What follows is a set of records; repeat all of them exactly.

[Raw records]

++++++

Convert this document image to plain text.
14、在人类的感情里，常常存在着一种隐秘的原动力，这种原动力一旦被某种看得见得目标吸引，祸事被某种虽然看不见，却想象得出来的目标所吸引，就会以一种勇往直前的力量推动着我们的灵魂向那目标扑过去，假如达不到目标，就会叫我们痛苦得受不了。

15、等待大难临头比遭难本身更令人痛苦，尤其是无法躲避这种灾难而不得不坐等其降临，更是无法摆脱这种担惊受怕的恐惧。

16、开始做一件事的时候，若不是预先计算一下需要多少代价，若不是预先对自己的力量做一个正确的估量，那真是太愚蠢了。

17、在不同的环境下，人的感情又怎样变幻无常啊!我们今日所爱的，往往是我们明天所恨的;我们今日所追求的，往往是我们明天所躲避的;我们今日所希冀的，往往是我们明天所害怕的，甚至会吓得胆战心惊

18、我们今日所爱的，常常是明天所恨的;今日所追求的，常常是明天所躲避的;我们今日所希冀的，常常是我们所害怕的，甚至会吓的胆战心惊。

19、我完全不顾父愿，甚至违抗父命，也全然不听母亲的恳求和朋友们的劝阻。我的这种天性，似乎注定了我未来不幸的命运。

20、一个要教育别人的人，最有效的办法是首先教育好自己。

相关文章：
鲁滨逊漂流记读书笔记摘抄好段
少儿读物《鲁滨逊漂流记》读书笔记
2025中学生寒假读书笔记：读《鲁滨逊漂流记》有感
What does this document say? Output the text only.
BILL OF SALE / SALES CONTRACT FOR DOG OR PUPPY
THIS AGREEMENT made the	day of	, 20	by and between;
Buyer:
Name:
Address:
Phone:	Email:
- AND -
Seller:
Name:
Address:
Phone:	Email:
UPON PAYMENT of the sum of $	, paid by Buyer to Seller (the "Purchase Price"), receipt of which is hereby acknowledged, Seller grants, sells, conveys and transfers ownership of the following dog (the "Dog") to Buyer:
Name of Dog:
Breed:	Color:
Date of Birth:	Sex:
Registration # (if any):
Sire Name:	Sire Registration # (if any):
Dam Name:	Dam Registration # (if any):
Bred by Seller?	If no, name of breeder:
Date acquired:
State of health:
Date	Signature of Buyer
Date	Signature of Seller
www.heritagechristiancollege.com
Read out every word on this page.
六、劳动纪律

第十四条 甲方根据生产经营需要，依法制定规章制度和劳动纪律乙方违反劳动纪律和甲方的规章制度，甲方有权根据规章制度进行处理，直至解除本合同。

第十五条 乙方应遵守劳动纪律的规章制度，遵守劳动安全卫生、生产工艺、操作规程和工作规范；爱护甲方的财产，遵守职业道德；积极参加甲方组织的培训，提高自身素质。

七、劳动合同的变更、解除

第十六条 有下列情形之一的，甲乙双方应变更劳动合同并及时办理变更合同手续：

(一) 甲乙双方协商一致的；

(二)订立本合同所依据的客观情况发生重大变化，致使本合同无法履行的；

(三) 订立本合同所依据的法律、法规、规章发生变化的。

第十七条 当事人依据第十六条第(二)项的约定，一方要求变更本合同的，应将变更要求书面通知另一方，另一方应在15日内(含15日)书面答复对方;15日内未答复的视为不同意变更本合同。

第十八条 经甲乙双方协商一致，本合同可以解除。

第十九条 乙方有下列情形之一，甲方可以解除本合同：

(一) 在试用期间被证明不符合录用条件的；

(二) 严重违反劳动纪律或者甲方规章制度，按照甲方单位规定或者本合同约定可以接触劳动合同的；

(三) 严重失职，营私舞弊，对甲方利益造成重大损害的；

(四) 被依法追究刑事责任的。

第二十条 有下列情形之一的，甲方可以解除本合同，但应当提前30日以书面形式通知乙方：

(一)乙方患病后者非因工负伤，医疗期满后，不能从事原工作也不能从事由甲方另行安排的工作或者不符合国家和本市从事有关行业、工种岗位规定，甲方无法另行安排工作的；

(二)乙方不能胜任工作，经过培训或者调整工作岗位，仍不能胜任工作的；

++++++

Answer for this exercise =
Convert this document image to plain text.
14、在人类的感情里，常常存在着一种隐秘的原动力，这种原动力一旦被某种看得见得目标吸引，祸事被某种虽然看不见，却想象得出来的目标所吸引，就会以一种勇往直前的力量推动着我们的灵魂向那目标扑过去，假如达不到目标，就会叫我们痛苦得受不了。

15、等待大难临头比遭难本身更令人痛苦，尤其是无法躲避这种灾难而不得不坐等其降临，更是无法摆脱这种担惊受怕的恐惧。

16、开始做一件事的时候，若不是预先计算一下需要多少代价，若不是预先对自己的力量做一个正确的估量，那真是太愚蠢了。

17、在不同的环境下，人的感情又怎样变幻无常啊!我们今日所爱的，往往是我们明天所恨的;我们今日所追求的，往往是我们明天所躲避的;我们今日所希冀的，往往是我们明天所害怕的，甚至会吓得胆战心惊

18、我们今日所爱的，常常是明天所恨的;今日所追求的，常常是明天所躲避的;我们今日所希冀的，常常是我们所害怕的，甚至会吓的胆战心惊。

19、我完全不顾父愿，甚至违抗父命，也全然不听母亲的恳求和朋友们的劝阻。我的这种天性，似乎注定了我未来不幸的命运。

20、一个要教育别人的人，最有效的办法是首先教育好自己。

相关文章：
鲁滨逊漂流记读书笔记摘抄好段
少儿读物《鲁滨逊漂流记》读书笔记
2025中学生寒假读书笔记：读《鲁滨逊漂流记》有感
What does this document say? Output the text only.
BILL OF SALE / SALES CONTRACT FOR DOG OR PUPPY
THIS AGREEMENT made the	day of	, 20	by and between;
Buyer:
Name:
Address:
Phone:	Email:
- AND -
Seller:
Name:
Address:
Phone:	Email:
UPON PAYMENT of the sum of $	, paid by Buyer to Seller (the "Purchase Price"), receipt of which is hereby acknowledged, Seller grants, sells, conveys and transfers ownership of the following dog (the "Dog") to Buyer:
Name of Dog:
Breed:	Color:
Date of Birth:	Sex:
Registration # (if any):
Sire Name:	Sire Registration # (if any):
Dam Name:	Dam Registration # (if any):
Bred by Seller?	If no, name of breeder:
Date acquired:
State of health:
Date	Signature of Buyer
Date	Signature of Seller
www.heritagechristiancollege.com
Read out every word on this page.
六、劳动纪律

第十四条 甲方根据生产经营需要，依法制定规章制度和劳动纪律乙方违反劳动纪律和甲方的规章制度，甲方有权根据规章制度进行处理，直至解除本合同。

第十五条 乙方应遵守劳动纪律的规章制度，遵守劳动安全卫生、生产工艺、操作规程和工作规范；爱护甲方的财产，遵守职业道德；积极参加甲方组织的培训，提高自身素质。

七、劳动合同的变更、解除

第十六条 有下列情形之一的，甲乙双方应变更劳动合同并及时办理变更合同手续：

(一) 甲乙双方协商一致的；

(二)订立本合同所依据的客观情况发生重大变化，致使本合同无法履行的；

(三) 订立本合同所依据的法律、法规、规章发生变化的。

第十七条 当事人依据第十六条第(二)项的约定，一方要求变更本合同的，应将变更要求书面通知另一方，另一方应在15日内(含15日)书面答复对方;15日内未答复的视为不同意变更本合同。

第十八条 经甲乙双方协商一致，本合同可以解除。

第十九条 乙方有下列情形之一，甲方可以解除本合同：

(一) 在试用期间被证明不符合录用条件的；

(二) 严重违反劳动纪律或者甲方规章制度，按照甲方单位规定或者本合同约定可以接触劳动合同的；

(三) 严重失职，营私舞弊，对甲方利益造成重大损害的；

(四) 被依法追究刑事责任的。

第二十条 有下列情形之一的，甲方可以解除本合同，但应当提前30日以书面形式通知乙方：

(一)乙方患病后者非因工负伤，医疗期满后，不能从事原工作也不能从事由甲方另行安排的工作或者不符合国家和本市从事有关行业、工种岗位规定，甲方无法另行安排工作的；

(二)乙方不能胜任工作，经过培训或者调整工作岗位，仍不能胜任工作的；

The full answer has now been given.